>> BEGIN DATASET RECORDS

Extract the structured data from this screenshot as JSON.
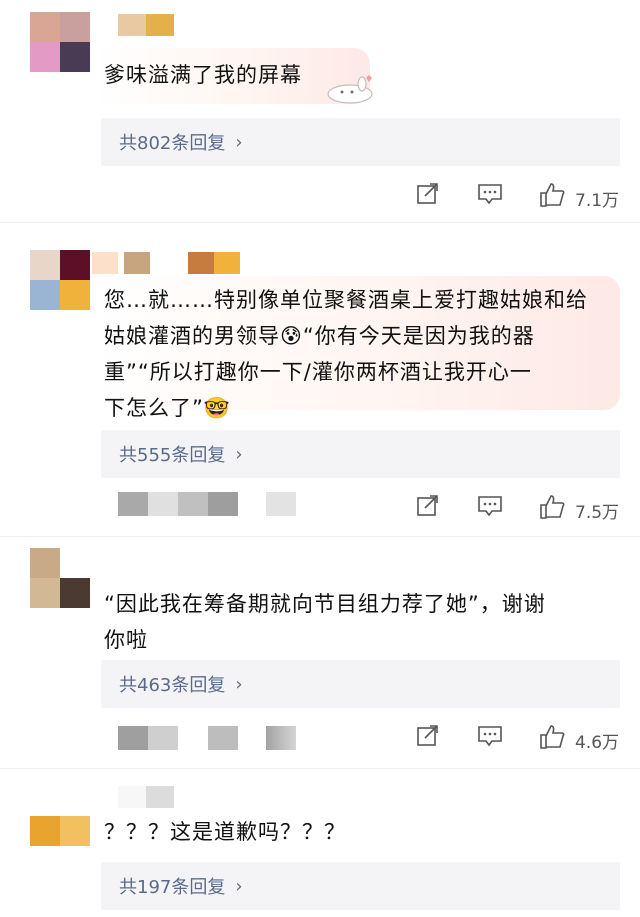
{
  "comments": [
    {
      "text": "爹味溢满了我的屏幕",
      "replies_label": "共802条回复",
      "likes": "7.1万",
      "avatar_colors": [
        "#d9a595",
        "#c9a09e",
        "#e39bc6",
        "#4a3b55"
      ],
      "name_colors": [
        "#e9c9a2",
        "#e3b049"
      ],
      "sticker": "bunny-sticker"
    },
    {
      "text": "您…就……特别像单位聚餐酒桌上爱打趣姑娘和给\n姑娘灌酒的男领导😰“你有今天是因为我的器\n重”“所以打趣你一下/灌你两杯酒让我开心一\n下怎么了”🤓",
      "replies_label": "共555条回复",
      "likes": "7.5万",
      "avatar_colors": [
        "#e8d6c9",
        "#5c0f26",
        "#9ab4d4",
        "#f0b23a"
      ],
      "name_colors": [
        "#fbe1c9",
        "#c6a57f",
        "#c67b3f",
        "#f0b23a"
      ]
    },
    {
      "text": "“因此我在筹备期就向节目组力荐了她”，谢谢\n你啦",
      "replies_label": "共463条回复",
      "likes": "4.6万",
      "avatar_colors": [
        "#c9aa87",
        "#ffffff",
        "#d3b894",
        "#4a3a31"
      ]
    },
    {
      "text": "？？？这是道歉吗？？？",
      "replies_label": "共197条回复",
      "avatar_colors": [
        "#ffffff",
        "#ffffff",
        "#e8a42c",
        "#f3c060"
      ]
    }
  ],
  "icons": {
    "share": "share-icon",
    "comment": "comment-icon",
    "like": "like-icon",
    "chevron": "›"
  },
  "colors": {
    "reply_link": "#5a6b8a",
    "reply_bg": "#f4f4f6",
    "icon": "#555555"
  }
}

>> END DATASET RECORDS

* [TASK TO COMPLETE]:
Counting only lines of the data above that hold "text", report the total and nothing else.

* [TASK ANSWER]:
4